[Opening EXTRACTED DATA section]

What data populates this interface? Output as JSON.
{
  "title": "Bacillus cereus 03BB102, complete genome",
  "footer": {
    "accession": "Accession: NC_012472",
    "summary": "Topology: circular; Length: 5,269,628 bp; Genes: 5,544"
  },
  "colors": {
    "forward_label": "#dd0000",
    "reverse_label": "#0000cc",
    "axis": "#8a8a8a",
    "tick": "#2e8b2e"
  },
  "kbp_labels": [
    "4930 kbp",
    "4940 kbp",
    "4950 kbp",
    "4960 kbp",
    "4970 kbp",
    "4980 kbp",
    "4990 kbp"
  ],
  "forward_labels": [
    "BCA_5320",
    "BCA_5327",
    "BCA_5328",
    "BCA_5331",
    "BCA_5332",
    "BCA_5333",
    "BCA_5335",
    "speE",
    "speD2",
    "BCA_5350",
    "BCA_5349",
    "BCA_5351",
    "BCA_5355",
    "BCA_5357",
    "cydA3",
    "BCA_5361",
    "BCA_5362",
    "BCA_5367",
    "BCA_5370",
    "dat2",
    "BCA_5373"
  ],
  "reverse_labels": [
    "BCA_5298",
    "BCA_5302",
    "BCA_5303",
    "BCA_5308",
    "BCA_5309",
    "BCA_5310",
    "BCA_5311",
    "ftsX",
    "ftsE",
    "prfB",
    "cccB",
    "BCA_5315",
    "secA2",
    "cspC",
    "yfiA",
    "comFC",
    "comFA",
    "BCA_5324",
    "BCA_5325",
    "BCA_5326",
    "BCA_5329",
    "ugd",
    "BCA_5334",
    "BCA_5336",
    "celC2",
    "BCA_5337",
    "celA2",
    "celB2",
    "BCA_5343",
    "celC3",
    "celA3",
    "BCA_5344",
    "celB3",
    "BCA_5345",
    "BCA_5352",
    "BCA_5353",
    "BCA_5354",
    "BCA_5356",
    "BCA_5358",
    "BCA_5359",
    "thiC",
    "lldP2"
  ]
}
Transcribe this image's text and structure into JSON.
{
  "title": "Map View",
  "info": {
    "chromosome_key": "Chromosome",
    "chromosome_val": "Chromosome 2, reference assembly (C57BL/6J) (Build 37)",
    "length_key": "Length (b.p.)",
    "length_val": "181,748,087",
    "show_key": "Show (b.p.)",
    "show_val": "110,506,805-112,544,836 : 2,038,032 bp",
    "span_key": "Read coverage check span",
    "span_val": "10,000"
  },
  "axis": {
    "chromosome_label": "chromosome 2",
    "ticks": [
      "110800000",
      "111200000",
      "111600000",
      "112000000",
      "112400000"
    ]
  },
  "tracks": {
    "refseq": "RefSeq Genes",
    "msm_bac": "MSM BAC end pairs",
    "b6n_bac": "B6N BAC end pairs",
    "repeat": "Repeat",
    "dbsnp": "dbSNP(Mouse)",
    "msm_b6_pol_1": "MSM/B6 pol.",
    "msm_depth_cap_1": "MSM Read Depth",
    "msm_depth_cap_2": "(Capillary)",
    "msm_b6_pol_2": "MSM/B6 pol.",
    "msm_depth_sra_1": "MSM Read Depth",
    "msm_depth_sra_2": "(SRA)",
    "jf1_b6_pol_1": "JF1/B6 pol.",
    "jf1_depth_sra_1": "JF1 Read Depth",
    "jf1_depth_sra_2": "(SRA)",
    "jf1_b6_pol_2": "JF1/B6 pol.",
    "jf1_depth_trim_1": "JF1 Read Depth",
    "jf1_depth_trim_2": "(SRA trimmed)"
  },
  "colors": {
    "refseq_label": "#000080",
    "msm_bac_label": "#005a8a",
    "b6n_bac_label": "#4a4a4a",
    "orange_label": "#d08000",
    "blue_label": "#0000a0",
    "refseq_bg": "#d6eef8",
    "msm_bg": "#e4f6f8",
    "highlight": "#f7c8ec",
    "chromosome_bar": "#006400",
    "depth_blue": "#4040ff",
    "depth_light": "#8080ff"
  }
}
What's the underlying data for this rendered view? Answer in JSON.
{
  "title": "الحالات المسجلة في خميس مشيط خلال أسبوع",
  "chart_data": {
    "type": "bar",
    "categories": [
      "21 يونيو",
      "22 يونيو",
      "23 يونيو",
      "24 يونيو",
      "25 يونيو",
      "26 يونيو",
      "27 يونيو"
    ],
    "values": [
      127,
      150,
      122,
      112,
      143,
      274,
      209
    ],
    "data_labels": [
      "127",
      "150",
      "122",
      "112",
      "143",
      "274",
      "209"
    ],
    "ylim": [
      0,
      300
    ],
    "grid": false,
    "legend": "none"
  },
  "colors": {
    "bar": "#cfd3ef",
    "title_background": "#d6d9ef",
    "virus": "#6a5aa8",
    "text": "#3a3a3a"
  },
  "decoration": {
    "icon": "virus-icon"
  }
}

[Closing EXTRACTED DATA section]

Retype every line of the material exactly.

THE COMPLETED TASK
What data populates this interface? Output as JSON.
{
  "title": "Bacillus cereus 03BB102, complete genome",
  "footer": {
    "accession": "Accession: NC_012472",
    "summary": "Topology: circular; Length: 5,269,628 bp; Genes: 5,544"
  },
  "colors": {
    "forward_label": "#dd0000",
    "reverse_label": "#0000cc",
    "axis": "#8a8a8a",
    "tick": "#2e8b2e"
  },
  "kbp_labels": [
    "4930 kbp",
    "4940 kbp",
    "4950 kbp",
    "4960 kbp",
    "4970 kbp",
    "4980 kbp",
    "4990 kbp"
  ],
  "forward_labels": [
    "BCA_5320",
    "BCA_5327",
    "BCA_5328",
    "BCA_5331",
    "BCA_5332",
    "BCA_5333",
    "BCA_5335",
    "speE",
    "speD2",
    "BCA_5350",
    "BCA_5349",
    "BCA_5351",
    "BCA_5355",
    "BCA_5357",
    "cydA3",
    "BCA_5361",
    "BCA_5362",
    "BCA_5367",
    "BCA_5370",
    "dat2",
    "BCA_5373"
  ],
  "reverse_labels": [
    "BCA_5298",
    "BCA_5302",
    "BCA_5303",
    "BCA_5308",
    "BCA_5309",
    "BCA_5310",
    "BCA_5311",
    "ftsX",
    "ftsE",
    "prfB",
    "cccB",
    "BCA_5315",
    "secA2",
    "cspC",
    "yfiA",
    "comFC",
    "comFA",
    "BCA_5324",
    "BCA_5325",
    "BCA_5326",
    "BCA_5329",
    "ugd",
    "BCA_5334",
    "BCA_5336",
    "celC2",
    "BCA_5337",
    "celA2",
    "celB2",
    "BCA_5343",
    "celC3",
    "celA3",
    "BCA_5344",
    "celB3",
    "BCA_5345",
    "BCA_5352",
    "BCA_5353",
    "BCA_5354",
    "BCA_5356",
    "BCA_5358",
    "BCA_5359",
    "thiC",
    "lldP2"
  ]
}
Transcribe this image's text and structure into JSON.
{
  "title": "Map View",
  "info": {
    "chromosome_key": "Chromosome",
    "chromosome_val": "Chromosome 2, reference assembly (C57BL/6J) (Build 37)",
    "length_key": "Length (b.p.)",
    "length_val": "181,748,087",
    "show_key": "Show (b.p.)",
    "show_val": "110,506,805-112,544,836 : 2,038,032 bp",
    "span_key": "Read coverage check span",
    "span_val": "10,000"
  },
  "axis": {
    "chromosome_label": "chromosome 2",
    "ticks": [
      "110800000",
      "111200000",
      "111600000",
      "112000000",
      "112400000"
    ]
  },
  "tracks": {
    "refseq": "RefSeq Genes",
    "msm_bac": "MSM BAC end pairs",
    "b6n_bac": "B6N BAC end pairs",
    "repeat": "Repeat",
    "dbsnp": "dbSNP(Mouse)",
    "msm_b6_pol_1": "MSM/B6 pol.",
    "msm_depth_cap_1": "MSM Read Depth",
    "msm_depth_cap_2": "(Capillary)",
    "msm_b6_pol_2": "MSM/B6 pol.",
    "msm_depth_sra_1": "MSM Read Depth",
    "msm_depth_sra_2": "(SRA)",
    "jf1_b6_pol_1": "JF1/B6 pol.",
    "jf1_depth_sra_1": "JF1 Read Depth",
    "jf1_depth_sra_2": "(SRA)",
    "jf1_b6_pol_2": "JF1/B6 pol.",
    "jf1_depth_trim_1": "JF1 Read Depth",
    "jf1_depth_trim_2": "(SRA trimmed)"
  },
  "colors": {
    "refseq_label": "#000080",
    "msm_bac_label": "#005a8a",
    "b6n_bac_label": "#4a4a4a",
    "orange_label": "#d08000",
    "blue_label": "#0000a0",
    "refseq_bg": "#d6eef8",
    "msm_bg": "#e4f6f8",
    "highlight": "#f7c8ec",
    "chromosome_bar": "#006400",
    "depth_blue": "#4040ff",
    "depth_light": "#8080ff"
  }
}
What's the underlying data for this rendered view? Answer in JSON.
{
  "title": "الحالات المسجلة في خميس مشيط خلال أسبوع",
  "chart_data": {
    "type": "bar",
    "categories": [
      "21 يونيو",
      "22 يونيو",
      "23 يونيو",
      "24 يونيو",
      "25 يونيو",
      "26 يونيو",
      "27 يونيو"
    ],
    "values": [
      127,
      150,
      122,
      112,
      143,
      274,
      209
    ],
    "data_labels": [
      "127",
      "150",
      "122",
      "112",
      "143",
      "274",
      "209"
    ],
    "ylim": [
      0,
      300
    ],
    "grid": false,
    "legend": "none"
  },
  "colors": {
    "bar": "#cfd3ef",
    "title_background": "#d6d9ef",
    "virus": "#6a5aa8",
    "text": "#3a3a3a"
  },
  "decoration": {
    "icon": "virus-icon"
  }
}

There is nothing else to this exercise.